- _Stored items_
◆ ◆ ◆

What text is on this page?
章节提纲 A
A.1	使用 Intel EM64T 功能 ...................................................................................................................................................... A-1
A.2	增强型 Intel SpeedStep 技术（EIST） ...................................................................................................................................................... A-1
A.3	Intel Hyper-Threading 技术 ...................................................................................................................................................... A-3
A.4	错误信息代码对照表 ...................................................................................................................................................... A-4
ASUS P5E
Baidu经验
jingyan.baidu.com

◆ ◆ ◆

- _What to work on_
Return the listing above in full, character for character.

- _Result_
What text is on this page?
章节提纲 A
A.1	使用 Intel EM64T 功能 ...................................................................................................................................................... A-1
A.2	增强型 Intel SpeedStep 技术（EIST） ...................................................................................................................................................... A-1
A.3	Intel Hyper-Threading 技术 ...................................................................................................................................................... A-3
A.4	错误信息代码对照表 ...................................................................................................................................................... A-4
ASUS P5E
Baidu经验
jingyan.baidu.com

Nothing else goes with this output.